▶ Set exercise
Go through the listing and return every line with "screenshot" in it.

Records from a collection of figures:

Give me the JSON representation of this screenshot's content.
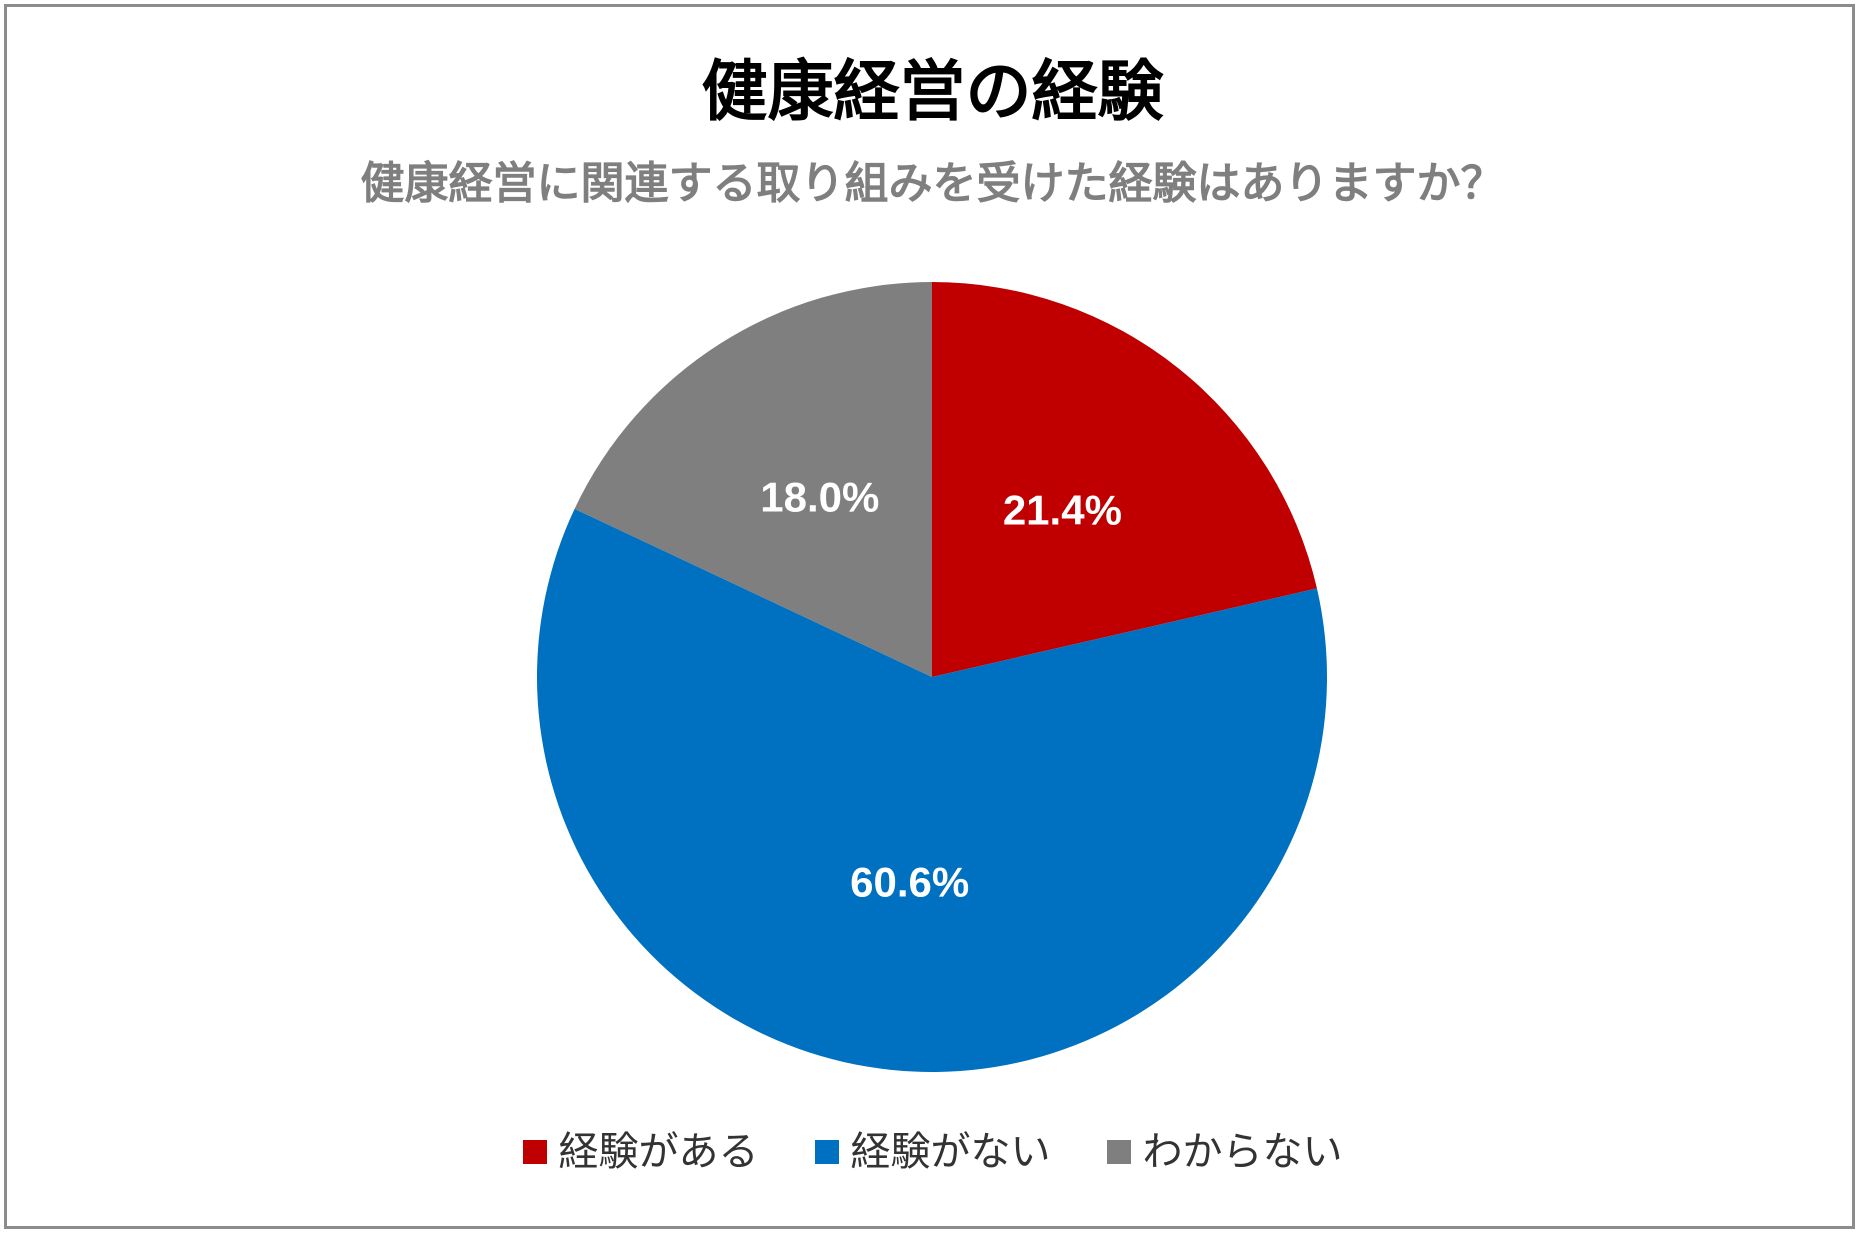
{
  "chart_data": {
    "type": "pie",
    "title": "健康経営の経験",
    "subtitle": "健康経営に関連する取り組みを受けた経験はありますか？",
    "categories": [
      "経験がある",
      "経験がない",
      "わからない"
    ],
    "values": [
      21.4,
      60.6,
      18.0
    ],
    "data_labels": [
      "21.4%",
      "60.6%",
      "18.0%"
    ],
    "colors": [
      "#c00000",
      "#0070c0",
      "#7f7f7f"
    ],
    "start": "12 o'clock, clockwise",
    "legend_position": "bottom"
  }
}
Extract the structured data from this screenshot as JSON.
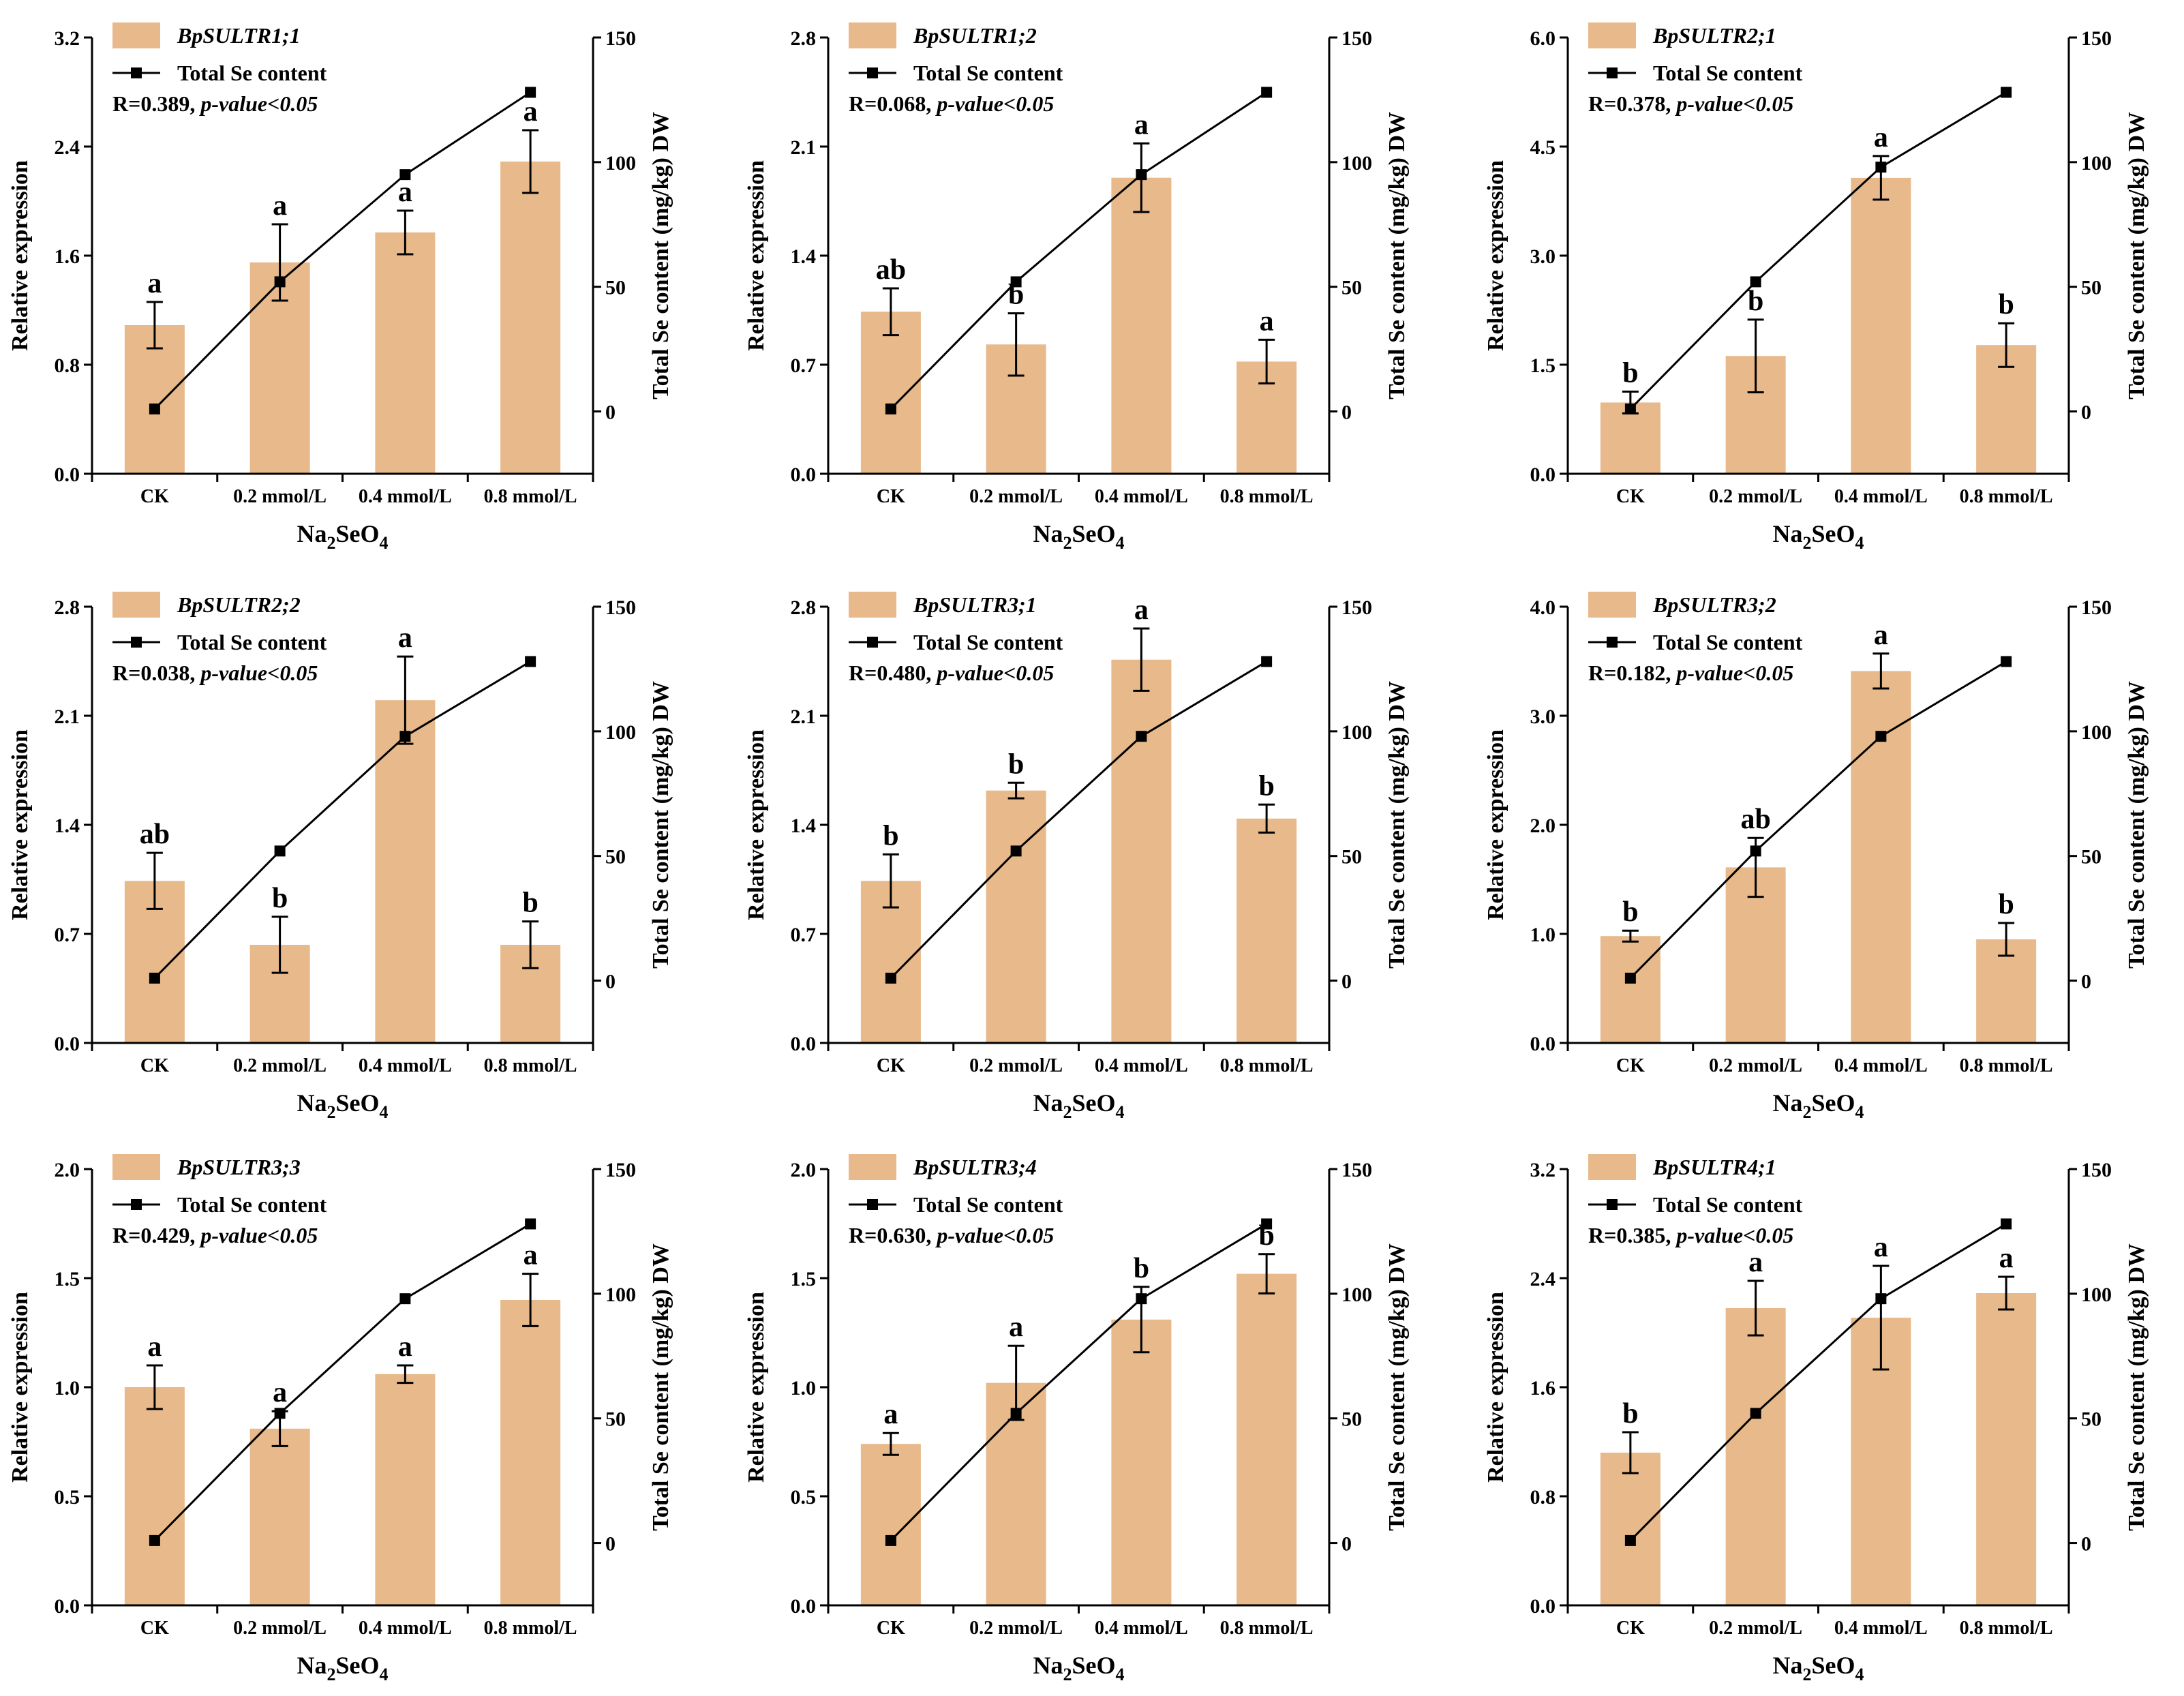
{
  "chart_data": [
    {
      "type": "bar+line",
      "series_names": {
        "bar": "BpSULTR1;1",
        "line": "Total Se content"
      },
      "correlation": "R=0.389,",
      "pvalue": "p-value<0.05",
      "categories": [
        "CK",
        "0.2 mmol/L",
        "0.4 mmol/L",
        "0.8 mmol/L"
      ],
      "values": [
        1.09,
        1.55,
        1.77,
        2.29
      ],
      "errors": [
        0.17,
        0.28,
        0.16,
        0.23
      ],
      "letters": [
        "a",
        "a",
        "a",
        "a"
      ],
      "se_values": [
        1,
        52,
        95,
        128
      ],
      "ylim": [
        0,
        3.2
      ],
      "yticks": [
        0.0,
        0.8,
        1.6,
        2.4,
        3.2
      ],
      "y2lim": [
        -25,
        150
      ],
      "y2ticks": [
        0,
        50,
        100,
        150
      ],
      "xlabel_main": "Na",
      "xlabel_sub1": "2",
      "xlabel_mid": "SeO",
      "xlabel_sub2": "4",
      "ylabel": "Relative expression",
      "y2label": "Total Se content (mg/kg) DW"
    },
    {
      "type": "bar+line",
      "series_names": {
        "bar": "BpSULTR1;2",
        "line": "Total Se content"
      },
      "correlation": "R=0.068,",
      "pvalue": "p-value<0.05",
      "categories": [
        "CK",
        "0.2 mmol/L",
        "0.4 mmol/L",
        "0.8 mmol/L"
      ],
      "values": [
        1.04,
        0.83,
        1.9,
        0.72
      ],
      "errors": [
        0.15,
        0.2,
        0.22,
        0.14
      ],
      "letters": [
        "ab",
        "b",
        "a",
        "a"
      ],
      "se_values": [
        1,
        52,
        95,
        128
      ],
      "ylim": [
        0,
        2.8
      ],
      "yticks": [
        0.0,
        0.7,
        1.4,
        2.1,
        2.8
      ],
      "y2lim": [
        -25,
        150
      ],
      "y2ticks": [
        0,
        50,
        100,
        150
      ],
      "xlabel_main": "Na",
      "xlabel_sub1": "2",
      "xlabel_mid": "SeO",
      "xlabel_sub2": "4",
      "ylabel": "Relative expression",
      "y2label": "Total Se content (mg/kg) DW"
    },
    {
      "type": "bar+line",
      "series_names": {
        "bar": "BpSULTR2;1",
        "line": "Total Se content"
      },
      "correlation": "R=0.378,",
      "pvalue": "p-value<0.05",
      "categories": [
        "CK",
        "0.2 mmol/L",
        "0.4 mmol/L",
        "0.8 mmol/L"
      ],
      "values": [
        0.98,
        1.62,
        4.07,
        1.77
      ],
      "errors": [
        0.15,
        0.5,
        0.3,
        0.3
      ],
      "letters": [
        "b",
        "b",
        "a",
        "b"
      ],
      "se_values": [
        1,
        52,
        98,
        128
      ],
      "ylim": [
        0,
        6.0
      ],
      "yticks": [
        0.0,
        1.5,
        3.0,
        4.5,
        6.0
      ],
      "y2lim": [
        -25,
        150
      ],
      "y2ticks": [
        0,
        50,
        100,
        150
      ],
      "xlabel_main": "Na",
      "xlabel_sub1": "2",
      "xlabel_mid": "SeO",
      "xlabel_sub2": "4",
      "ylabel": "Relative expression",
      "y2label": "Total Se content (mg/kg) DW"
    },
    {
      "type": "bar+line",
      "series_names": {
        "bar": "BpSULTR2;2",
        "line": "Total Se content"
      },
      "correlation": "R=0.038,",
      "pvalue": "p-value<0.05",
      "categories": [
        "CK",
        "0.2 mmol/L",
        "0.4 mmol/L",
        "0.8 mmol/L"
      ],
      "values": [
        1.04,
        0.63,
        2.2,
        0.63
      ],
      "errors": [
        0.18,
        0.18,
        0.28,
        0.15
      ],
      "letters": [
        "ab",
        "b",
        "a",
        "b"
      ],
      "se_values": [
        1,
        52,
        98,
        128
      ],
      "ylim": [
        0,
        2.8
      ],
      "yticks": [
        0.0,
        0.7,
        1.4,
        2.1,
        2.8
      ],
      "y2lim": [
        -25,
        150
      ],
      "y2ticks": [
        0,
        50,
        100,
        150
      ],
      "xlabel_main": "Na",
      "xlabel_sub1": "2",
      "xlabel_mid": "SeO",
      "xlabel_sub2": "4",
      "ylabel": "Relative expression",
      "y2label": "Total Se content (mg/kg) DW"
    },
    {
      "type": "bar+line",
      "series_names": {
        "bar": "BpSULTR3;1",
        "line": "Total Se content"
      },
      "correlation": "R=0.480,",
      "pvalue": "p-value<0.05",
      "categories": [
        "CK",
        "0.2 mmol/L",
        "0.4 mmol/L",
        "0.8 mmol/L"
      ],
      "values": [
        1.04,
        1.62,
        2.46,
        1.44
      ],
      "errors": [
        0.17,
        0.05,
        0.2,
        0.09
      ],
      "letters": [
        "b",
        "b",
        "a",
        "b"
      ],
      "se_values": [
        1,
        52,
        98,
        128
      ],
      "ylim": [
        0,
        2.8
      ],
      "yticks": [
        0.0,
        0.7,
        1.4,
        2.1,
        2.8
      ],
      "y2lim": [
        -25,
        150
      ],
      "y2ticks": [
        0,
        50,
        100,
        150
      ],
      "xlabel_main": "Na",
      "xlabel_sub1": "2",
      "xlabel_mid": "SeO",
      "xlabel_sub2": "4",
      "ylabel": "Relative expression",
      "y2label": "Total Se content (mg/kg) DW"
    },
    {
      "type": "bar+line",
      "series_names": {
        "bar": "BpSULTR3;2",
        "line": "Total Se content"
      },
      "correlation": "R=0.182,",
      "pvalue": "p-value<0.05",
      "categories": [
        "CK",
        "0.2 mmol/L",
        "0.4 mmol/L",
        "0.8 mmol/L"
      ],
      "values": [
        0.98,
        1.61,
        3.41,
        0.95
      ],
      "errors": [
        0.05,
        0.27,
        0.16,
        0.15
      ],
      "letters": [
        "b",
        "ab",
        "a",
        "b"
      ],
      "se_values": [
        1,
        52,
        98,
        128
      ],
      "ylim": [
        0,
        4.0
      ],
      "yticks": [
        0.0,
        1.0,
        2.0,
        3.0,
        4.0
      ],
      "y2lim": [
        -25,
        150
      ],
      "y2ticks": [
        0,
        50,
        100,
        150
      ],
      "xlabel_main": "Na",
      "xlabel_sub1": "2",
      "xlabel_mid": "SeO",
      "xlabel_sub2": "4",
      "ylabel": "Relative expression",
      "y2label": "Total Se content (mg/kg) DW"
    },
    {
      "type": "bar+line",
      "series_names": {
        "bar": "BpSULTR3;3",
        "line": "Total Se content"
      },
      "correlation": "R=0.429,",
      "pvalue": "p-value<0.05",
      "categories": [
        "CK",
        "0.2 mmol/L",
        "0.4 mmol/L",
        "0.8 mmol/L"
      ],
      "values": [
        1.0,
        0.81,
        1.06,
        1.4
      ],
      "errors": [
        0.1,
        0.08,
        0.04,
        0.12
      ],
      "letters": [
        "a",
        "a",
        "a",
        "a"
      ],
      "se_values": [
        1,
        52,
        98,
        128
      ],
      "ylim": [
        0,
        2.0
      ],
      "yticks": [
        0.0,
        0.5,
        1.0,
        1.5,
        2.0
      ],
      "y2lim": [
        -25,
        150
      ],
      "y2ticks": [
        0,
        50,
        100,
        150
      ],
      "xlabel_main": "Na",
      "xlabel_sub1": "2",
      "xlabel_mid": "SeO",
      "xlabel_sub2": "4",
      "ylabel": "Relative expression",
      "y2label": "Total Se content (mg/kg) DW"
    },
    {
      "type": "bar+line",
      "series_names": {
        "bar": "BpSULTR3;4",
        "line": "Total Se content"
      },
      "correlation": "R=0.630,",
      "pvalue": "p-value<0.05",
      "categories": [
        "CK",
        "0.2 mmol/L",
        "0.4 mmol/L",
        "0.8 mmol/L"
      ],
      "values": [
        0.74,
        1.02,
        1.31,
        1.52
      ],
      "errors": [
        0.05,
        0.17,
        0.15,
        0.09
      ],
      "letters": [
        "a",
        "a",
        "b",
        "b"
      ],
      "se_values": [
        1,
        52,
        98,
        128
      ],
      "ylim": [
        0,
        2.0
      ],
      "yticks": [
        0.0,
        0.5,
        1.0,
        1.5,
        2.0
      ],
      "y2lim": [
        -25,
        150
      ],
      "y2ticks": [
        0,
        50,
        100,
        150
      ],
      "xlabel_main": "Na",
      "xlabel_sub1": "2",
      "xlabel_mid": "SeO",
      "xlabel_sub2": "4",
      "ylabel": "Relative expression",
      "y2label": "Total Se content (mg/kg) DW"
    },
    {
      "type": "bar+line",
      "series_names": {
        "bar": "BpSULTR4;1",
        "line": "Total Se content"
      },
      "correlation": "R=0.385,",
      "pvalue": "p-value<0.05",
      "categories": [
        "CK",
        "0.2 mmol/L",
        "0.4 mmol/L",
        "0.8 mmol/L"
      ],
      "values": [
        1.12,
        2.18,
        2.11,
        2.29
      ],
      "errors": [
        0.15,
        0.2,
        0.38,
        0.12
      ],
      "letters": [
        "b",
        "a",
        "a",
        "a"
      ],
      "se_values": [
        1,
        52,
        98,
        128
      ],
      "ylim": [
        0,
        3.2
      ],
      "yticks": [
        0.0,
        0.8,
        1.6,
        2.4,
        3.2
      ],
      "y2lim": [
        -25,
        150
      ],
      "y2ticks": [
        0,
        50,
        100,
        150
      ],
      "xlabel_main": "Na",
      "xlabel_sub1": "2",
      "xlabel_mid": "SeO",
      "xlabel_sub2": "4",
      "ylabel": "Relative expression",
      "y2label": "Total Se content (mg/kg) DW"
    }
  ],
  "colors": {
    "bar": "#e8b98a",
    "line": "#000000"
  }
}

▶ Output for this exercise
Give me the JSON representation of this screenshot's content.
Extract the structured data from this screenshot as JSON.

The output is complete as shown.